── Data excerpts ──
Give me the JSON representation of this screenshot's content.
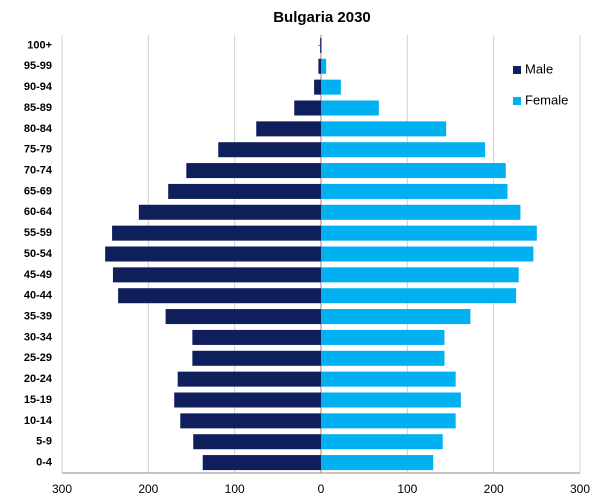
{
  "chart_data": {
    "type": "pyramid",
    "title": "Bulgaria 2030",
    "categories": [
      "0-4",
      "5-9",
      "10-14",
      "15-19",
      "20-24",
      "25-29",
      "30-34",
      "35-39",
      "40-44",
      "45-49",
      "50-54",
      "55-59",
      "60-64",
      "65-69",
      "70-74",
      "75-79",
      "80-84",
      "85-89",
      "90-94",
      "95-99",
      "100+"
    ],
    "series": [
      {
        "name": "Male",
        "color": "#0f1f5c",
        "values": [
          -137,
          -148,
          -163,
          -170,
          -166,
          -149,
          -149,
          -180,
          -235,
          -241,
          -250,
          -242,
          -211,
          -177,
          -156,
          -119,
          -75,
          -31,
          -8,
          -3,
          -1
        ]
      },
      {
        "name": "Female",
        "color": "#00b0f0",
        "values": [
          130,
          141,
          156,
          162,
          156,
          143,
          143,
          173,
          226,
          229,
          246,
          250,
          231,
          216,
          214,
          190,
          145,
          67,
          23,
          6,
          1
        ]
      }
    ],
    "xlim": [
      -300,
      300
    ],
    "xticks": [
      {
        "value": -300,
        "label": "300"
      },
      {
        "value": -200,
        "label": "200"
      },
      {
        "value": -100,
        "label": "100"
      },
      0,
      100,
      200,
      300
    ],
    "grid": true,
    "legend": "upper right"
  }
}
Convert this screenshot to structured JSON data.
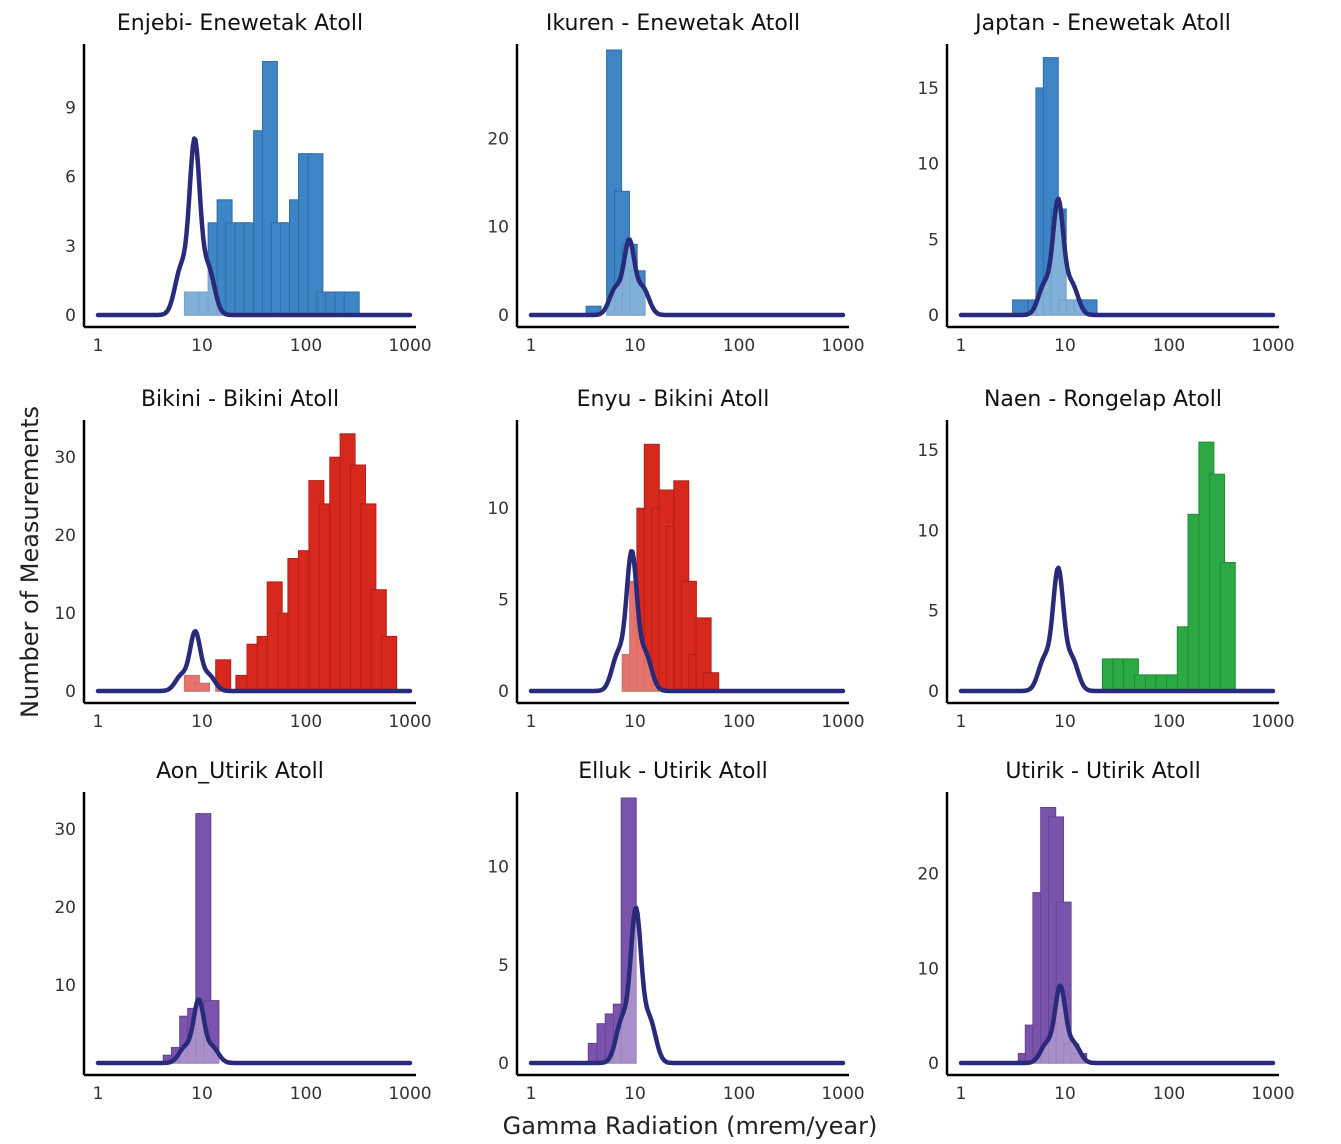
───
_Goal of the exercise:_ Every entry must be written out exactly, with all pictures left out.

_Result of this task:_
Give me the JSON representation of this screenshot's content.
{
  "chart_data": {
    "type": "pyramid",
    "title": "Bulgaria 2030",
    "categories": [
      "0-4",
      "5-9",
      "10-14",
      "15-19",
      "20-24",
      "25-29",
      "30-34",
      "35-39",
      "40-44",
      "45-49",
      "50-54",
      "55-59",
      "60-64",
      "65-69",
      "70-74",
      "75-79",
      "80-84",
      "85-89",
      "90-94",
      "95-99",
      "100+"
    ],
    "series": [
      {
        "name": "Male",
        "color": "#0f1f5c",
        "values": [
          -137,
          -148,
          -163,
          -170,
          -166,
          -149,
          -149,
          -180,
          -235,
          -241,
          -250,
          -242,
          -211,
          -177,
          -156,
          -119,
          -75,
          -31,
          -8,
          -3,
          -1
        ]
      },
      {
        "name": "Female",
        "color": "#00b0f0",
        "values": [
          130,
          141,
          156,
          162,
          156,
          143,
          143,
          173,
          226,
          229,
          246,
          250,
          231,
          216,
          214,
          190,
          145,
          67,
          23,
          6,
          1
        ]
      }
    ],
    "xlim": [
      -300,
      300
    ],
    "xticks": [
      {
        "value": -300,
        "label": "300"
      },
      {
        "value": -200,
        "label": "200"
      },
      {
        "value": -100,
        "label": "100"
      },
      0,
      100,
      200,
      300
    ],
    "grid": true,
    "legend": "upper right"
  }
}
Convert this screenshot to structured JSON data.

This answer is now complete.